Collected data:
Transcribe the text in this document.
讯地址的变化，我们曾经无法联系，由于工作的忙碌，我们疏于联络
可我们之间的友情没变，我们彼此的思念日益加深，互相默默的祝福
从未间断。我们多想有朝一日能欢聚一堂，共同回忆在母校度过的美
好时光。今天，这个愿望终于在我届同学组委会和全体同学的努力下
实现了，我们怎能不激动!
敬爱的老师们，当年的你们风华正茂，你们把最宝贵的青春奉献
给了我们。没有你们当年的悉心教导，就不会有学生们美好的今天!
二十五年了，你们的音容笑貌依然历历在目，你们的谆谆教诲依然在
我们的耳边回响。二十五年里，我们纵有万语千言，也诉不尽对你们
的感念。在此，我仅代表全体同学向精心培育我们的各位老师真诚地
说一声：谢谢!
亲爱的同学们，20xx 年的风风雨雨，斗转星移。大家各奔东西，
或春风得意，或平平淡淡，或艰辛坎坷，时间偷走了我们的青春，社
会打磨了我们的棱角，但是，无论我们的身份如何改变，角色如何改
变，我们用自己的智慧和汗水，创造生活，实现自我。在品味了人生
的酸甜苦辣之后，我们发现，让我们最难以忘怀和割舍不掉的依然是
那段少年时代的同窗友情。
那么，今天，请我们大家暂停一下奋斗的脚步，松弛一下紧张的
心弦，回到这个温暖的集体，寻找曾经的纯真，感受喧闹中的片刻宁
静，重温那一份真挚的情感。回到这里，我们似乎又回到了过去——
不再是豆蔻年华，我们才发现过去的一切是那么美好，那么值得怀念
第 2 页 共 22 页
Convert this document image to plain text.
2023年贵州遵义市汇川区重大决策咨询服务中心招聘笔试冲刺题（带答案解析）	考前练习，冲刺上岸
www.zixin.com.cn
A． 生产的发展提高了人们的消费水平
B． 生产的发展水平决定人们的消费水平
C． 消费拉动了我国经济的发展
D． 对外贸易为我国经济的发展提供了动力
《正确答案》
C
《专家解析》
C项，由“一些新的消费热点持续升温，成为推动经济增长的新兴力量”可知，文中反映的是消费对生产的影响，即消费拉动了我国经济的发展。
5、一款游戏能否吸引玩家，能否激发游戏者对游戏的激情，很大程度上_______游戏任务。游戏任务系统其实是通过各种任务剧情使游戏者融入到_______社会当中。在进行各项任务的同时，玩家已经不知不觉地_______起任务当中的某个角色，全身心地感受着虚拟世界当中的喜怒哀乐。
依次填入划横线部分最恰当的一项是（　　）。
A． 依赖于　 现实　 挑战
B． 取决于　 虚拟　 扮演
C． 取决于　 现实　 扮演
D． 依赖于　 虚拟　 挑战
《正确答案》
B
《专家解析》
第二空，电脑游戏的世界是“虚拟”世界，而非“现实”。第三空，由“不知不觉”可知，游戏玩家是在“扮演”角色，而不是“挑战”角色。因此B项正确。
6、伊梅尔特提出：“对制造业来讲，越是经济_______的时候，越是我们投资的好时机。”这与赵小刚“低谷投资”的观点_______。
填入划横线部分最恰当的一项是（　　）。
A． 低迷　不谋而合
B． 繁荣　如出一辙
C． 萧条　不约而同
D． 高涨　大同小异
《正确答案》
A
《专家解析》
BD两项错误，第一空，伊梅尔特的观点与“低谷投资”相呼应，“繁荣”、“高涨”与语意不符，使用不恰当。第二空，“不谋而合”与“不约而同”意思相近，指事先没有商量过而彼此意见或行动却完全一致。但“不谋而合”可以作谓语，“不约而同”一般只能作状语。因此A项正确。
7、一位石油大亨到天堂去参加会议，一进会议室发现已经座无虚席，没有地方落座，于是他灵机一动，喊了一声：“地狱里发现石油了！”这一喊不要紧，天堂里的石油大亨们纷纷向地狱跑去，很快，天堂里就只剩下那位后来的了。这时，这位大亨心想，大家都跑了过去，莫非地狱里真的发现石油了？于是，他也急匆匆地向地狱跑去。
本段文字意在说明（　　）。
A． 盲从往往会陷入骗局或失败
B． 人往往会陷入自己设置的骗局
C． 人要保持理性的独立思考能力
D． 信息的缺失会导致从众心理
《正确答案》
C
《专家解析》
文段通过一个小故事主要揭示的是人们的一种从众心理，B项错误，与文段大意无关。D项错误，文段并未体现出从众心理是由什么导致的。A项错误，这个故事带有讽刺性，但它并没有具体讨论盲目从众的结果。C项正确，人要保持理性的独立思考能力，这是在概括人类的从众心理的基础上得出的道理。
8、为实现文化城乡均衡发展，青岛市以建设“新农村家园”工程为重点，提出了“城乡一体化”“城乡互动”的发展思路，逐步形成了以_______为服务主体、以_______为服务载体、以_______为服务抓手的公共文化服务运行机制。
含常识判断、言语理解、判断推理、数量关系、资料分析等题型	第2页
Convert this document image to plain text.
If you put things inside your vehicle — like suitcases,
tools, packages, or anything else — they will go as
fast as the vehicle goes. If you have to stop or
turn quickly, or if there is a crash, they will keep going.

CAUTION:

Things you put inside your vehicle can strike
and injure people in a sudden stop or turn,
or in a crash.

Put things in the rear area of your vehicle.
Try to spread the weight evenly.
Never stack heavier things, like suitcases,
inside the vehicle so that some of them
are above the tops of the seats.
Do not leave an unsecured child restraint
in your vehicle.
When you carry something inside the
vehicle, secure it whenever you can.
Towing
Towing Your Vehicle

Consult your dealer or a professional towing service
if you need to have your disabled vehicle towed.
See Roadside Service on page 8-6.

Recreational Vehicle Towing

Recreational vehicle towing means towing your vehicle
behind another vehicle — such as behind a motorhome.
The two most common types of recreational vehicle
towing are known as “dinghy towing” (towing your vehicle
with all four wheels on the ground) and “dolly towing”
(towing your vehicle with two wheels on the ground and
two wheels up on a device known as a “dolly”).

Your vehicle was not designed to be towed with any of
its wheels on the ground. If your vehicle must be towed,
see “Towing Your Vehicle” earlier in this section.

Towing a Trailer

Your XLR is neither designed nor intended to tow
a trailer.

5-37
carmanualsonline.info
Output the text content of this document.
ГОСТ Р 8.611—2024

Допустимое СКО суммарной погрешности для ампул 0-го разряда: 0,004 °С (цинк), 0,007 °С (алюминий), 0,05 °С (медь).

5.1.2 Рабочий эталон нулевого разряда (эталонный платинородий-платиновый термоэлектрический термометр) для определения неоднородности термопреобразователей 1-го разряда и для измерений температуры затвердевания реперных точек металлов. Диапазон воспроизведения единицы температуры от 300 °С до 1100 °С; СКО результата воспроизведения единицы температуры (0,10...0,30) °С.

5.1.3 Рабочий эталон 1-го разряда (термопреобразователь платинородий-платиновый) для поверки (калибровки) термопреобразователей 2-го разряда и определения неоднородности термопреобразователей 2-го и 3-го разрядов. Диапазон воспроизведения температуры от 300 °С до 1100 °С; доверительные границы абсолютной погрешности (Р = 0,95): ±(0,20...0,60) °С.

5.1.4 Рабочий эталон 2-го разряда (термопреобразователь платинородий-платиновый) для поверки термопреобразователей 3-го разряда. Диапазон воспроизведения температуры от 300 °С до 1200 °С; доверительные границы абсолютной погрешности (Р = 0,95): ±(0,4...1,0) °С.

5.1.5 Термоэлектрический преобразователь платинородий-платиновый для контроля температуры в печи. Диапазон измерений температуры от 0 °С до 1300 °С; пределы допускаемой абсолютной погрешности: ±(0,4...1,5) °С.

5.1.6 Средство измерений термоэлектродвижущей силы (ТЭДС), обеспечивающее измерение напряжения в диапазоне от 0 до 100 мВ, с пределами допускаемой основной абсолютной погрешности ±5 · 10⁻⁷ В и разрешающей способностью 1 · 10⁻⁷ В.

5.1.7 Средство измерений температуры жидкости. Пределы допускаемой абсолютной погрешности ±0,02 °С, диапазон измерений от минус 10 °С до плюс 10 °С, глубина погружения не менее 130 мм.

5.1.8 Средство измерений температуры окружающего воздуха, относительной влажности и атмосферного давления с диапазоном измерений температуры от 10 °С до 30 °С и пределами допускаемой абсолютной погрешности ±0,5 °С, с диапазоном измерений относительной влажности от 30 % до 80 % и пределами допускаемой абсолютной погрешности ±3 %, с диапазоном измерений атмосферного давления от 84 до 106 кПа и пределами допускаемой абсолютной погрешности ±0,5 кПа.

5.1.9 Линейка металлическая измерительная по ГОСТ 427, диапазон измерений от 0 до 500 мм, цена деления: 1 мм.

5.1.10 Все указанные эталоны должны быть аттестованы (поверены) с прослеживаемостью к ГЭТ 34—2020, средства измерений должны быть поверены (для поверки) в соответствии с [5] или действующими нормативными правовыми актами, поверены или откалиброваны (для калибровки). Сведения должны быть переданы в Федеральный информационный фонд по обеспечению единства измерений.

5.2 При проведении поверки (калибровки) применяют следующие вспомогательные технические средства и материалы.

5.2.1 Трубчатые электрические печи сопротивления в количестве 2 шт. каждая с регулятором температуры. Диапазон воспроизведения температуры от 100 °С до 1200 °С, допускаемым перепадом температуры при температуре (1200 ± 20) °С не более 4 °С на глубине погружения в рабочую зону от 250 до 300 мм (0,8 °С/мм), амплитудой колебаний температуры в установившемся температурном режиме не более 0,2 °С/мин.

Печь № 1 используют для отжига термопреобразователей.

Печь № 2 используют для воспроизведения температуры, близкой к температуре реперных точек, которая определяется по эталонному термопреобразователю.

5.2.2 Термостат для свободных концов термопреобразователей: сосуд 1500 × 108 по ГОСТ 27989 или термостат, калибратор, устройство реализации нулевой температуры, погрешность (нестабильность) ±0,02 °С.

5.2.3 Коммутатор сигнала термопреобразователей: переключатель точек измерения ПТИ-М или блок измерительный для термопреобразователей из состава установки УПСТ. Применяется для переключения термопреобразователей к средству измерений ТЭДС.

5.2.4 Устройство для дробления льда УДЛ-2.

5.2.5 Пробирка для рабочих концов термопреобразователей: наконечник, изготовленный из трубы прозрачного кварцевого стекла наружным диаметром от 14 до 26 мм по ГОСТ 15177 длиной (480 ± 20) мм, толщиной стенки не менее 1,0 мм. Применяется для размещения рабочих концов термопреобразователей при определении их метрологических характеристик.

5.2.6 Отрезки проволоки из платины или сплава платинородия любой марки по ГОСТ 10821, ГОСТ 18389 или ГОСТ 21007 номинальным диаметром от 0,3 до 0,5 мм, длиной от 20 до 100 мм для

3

• _Exercise_
From the data above, copy each line where the string "will" appears.

• _The response_
tools, packages, or anything else — they will go as
turn quickly, or if there is a crash, they will keep going.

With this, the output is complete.